Dataset items
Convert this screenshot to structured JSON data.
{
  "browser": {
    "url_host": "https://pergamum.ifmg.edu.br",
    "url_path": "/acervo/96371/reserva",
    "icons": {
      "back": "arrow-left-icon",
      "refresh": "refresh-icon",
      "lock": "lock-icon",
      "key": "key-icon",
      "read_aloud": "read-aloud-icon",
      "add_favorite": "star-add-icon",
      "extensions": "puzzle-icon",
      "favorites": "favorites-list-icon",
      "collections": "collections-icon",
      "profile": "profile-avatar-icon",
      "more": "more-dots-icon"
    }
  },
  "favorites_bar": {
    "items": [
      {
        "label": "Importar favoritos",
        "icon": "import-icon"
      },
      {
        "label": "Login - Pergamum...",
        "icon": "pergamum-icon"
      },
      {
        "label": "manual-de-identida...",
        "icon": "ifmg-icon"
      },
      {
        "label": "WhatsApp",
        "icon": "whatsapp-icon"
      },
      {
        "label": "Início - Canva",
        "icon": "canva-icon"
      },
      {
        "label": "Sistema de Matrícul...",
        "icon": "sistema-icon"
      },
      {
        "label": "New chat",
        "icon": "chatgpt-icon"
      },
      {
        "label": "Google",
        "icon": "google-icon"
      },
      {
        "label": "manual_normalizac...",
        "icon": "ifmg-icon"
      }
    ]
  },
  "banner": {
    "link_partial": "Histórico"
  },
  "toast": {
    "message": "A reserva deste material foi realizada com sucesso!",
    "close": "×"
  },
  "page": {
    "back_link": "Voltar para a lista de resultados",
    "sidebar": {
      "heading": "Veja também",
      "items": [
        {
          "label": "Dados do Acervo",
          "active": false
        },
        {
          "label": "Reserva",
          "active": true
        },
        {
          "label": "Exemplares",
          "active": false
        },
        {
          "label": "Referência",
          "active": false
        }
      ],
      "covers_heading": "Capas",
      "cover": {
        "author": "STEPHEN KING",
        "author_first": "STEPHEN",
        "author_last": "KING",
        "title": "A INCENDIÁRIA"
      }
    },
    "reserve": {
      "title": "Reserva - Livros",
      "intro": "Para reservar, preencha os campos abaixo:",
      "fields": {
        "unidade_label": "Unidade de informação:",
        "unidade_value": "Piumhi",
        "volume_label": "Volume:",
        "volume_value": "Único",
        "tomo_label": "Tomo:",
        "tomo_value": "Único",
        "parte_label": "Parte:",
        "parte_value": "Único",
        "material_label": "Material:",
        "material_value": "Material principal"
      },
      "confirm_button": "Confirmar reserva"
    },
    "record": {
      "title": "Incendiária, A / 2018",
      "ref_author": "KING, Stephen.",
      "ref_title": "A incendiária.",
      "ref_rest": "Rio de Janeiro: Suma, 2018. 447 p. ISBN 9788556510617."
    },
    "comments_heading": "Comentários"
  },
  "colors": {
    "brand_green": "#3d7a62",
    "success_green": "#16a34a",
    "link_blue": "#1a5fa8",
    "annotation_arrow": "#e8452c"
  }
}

◆ SET TASK: Copy out the material above in its entirety. Every detail must match.

◆ WRITTEN RESPONSE:
Convert this screenshot to structured JSON data.
{
  "browser": {
    "url_host": "https://pergamum.ifmg.edu.br",
    "url_path": "/acervo/96371/reserva",
    "icons": {
      "back": "arrow-left-icon",
      "refresh": "refresh-icon",
      "lock": "lock-icon",
      "key": "key-icon",
      "read_aloud": "read-aloud-icon",
      "add_favorite": "star-add-icon",
      "extensions": "puzzle-icon",
      "favorites": "favorites-list-icon",
      "collections": "collections-icon",
      "profile": "profile-avatar-icon",
      "more": "more-dots-icon"
    }
  },
  "favorites_bar": {
    "items": [
      {
        "label": "Importar favoritos",
        "icon": "import-icon"
      },
      {
        "label": "Login - Pergamum...",
        "icon": "pergamum-icon"
      },
      {
        "label": "manual-de-identida...",
        "icon": "ifmg-icon"
      },
      {
        "label": "WhatsApp",
        "icon": "whatsapp-icon"
      },
      {
        "label": "Início - Canva",
        "icon": "canva-icon"
      },
      {
        "label": "Sistema de Matrícul...",
        "icon": "sistema-icon"
      },
      {
        "label": "New chat",
        "icon": "chatgpt-icon"
      },
      {
        "label": "Google",
        "icon": "google-icon"
      },
      {
        "label": "manual_normalizac...",
        "icon": "ifmg-icon"
      }
    ]
  },
  "banner": {
    "link_partial": "Histórico"
  },
  "toast": {
    "message": "A reserva deste material foi realizada com sucesso!",
    "close": "×"
  },
  "page": {
    "back_link": "Voltar para a lista de resultados",
    "sidebar": {
      "heading": "Veja também",
      "items": [
        {
          "label": "Dados do Acervo",
          "active": false
        },
        {
          "label": "Reserva",
          "active": true
        },
        {
          "label": "Exemplares",
          "active": false
        },
        {
          "label": "Referência",
          "active": false
        }
      ],
      "covers_heading": "Capas",
      "cover": {
        "author": "STEPHEN KING",
        "author_first": "STEPHEN",
        "author_last": "KING",
        "title": "A INCENDIÁRIA"
      }
    },
    "reserve": {
      "title": "Reserva - Livros",
      "intro": "Para reservar, preencha os campos abaixo:",
      "fields": {
        "unidade_label": "Unidade de informação:",
        "unidade_value": "Piumhi",
        "volume_label": "Volume:",
        "volume_value": "Único",
        "tomo_label": "Tomo:",
        "tomo_value": "Único",
        "parte_label": "Parte:",
        "parte_value": "Único",
        "material_label": "Material:",
        "material_value": "Material principal"
      },
      "confirm_button": "Confirmar reserva"
    },
    "record": {
      "title": "Incendiária, A / 2018",
      "ref_author": "KING, Stephen.",
      "ref_title": "A incendiária.",
      "ref_rest": "Rio de Janeiro: Suma, 2018. 447 p. ISBN 9788556510617."
    },
    "comments_heading": "Comentários"
  },
  "colors": {
    "brand_green": "#3d7a62",
    "success_green": "#16a34a",
    "link_blue": "#1a5fa8",
    "annotation_arrow": "#e8452c"
  }
}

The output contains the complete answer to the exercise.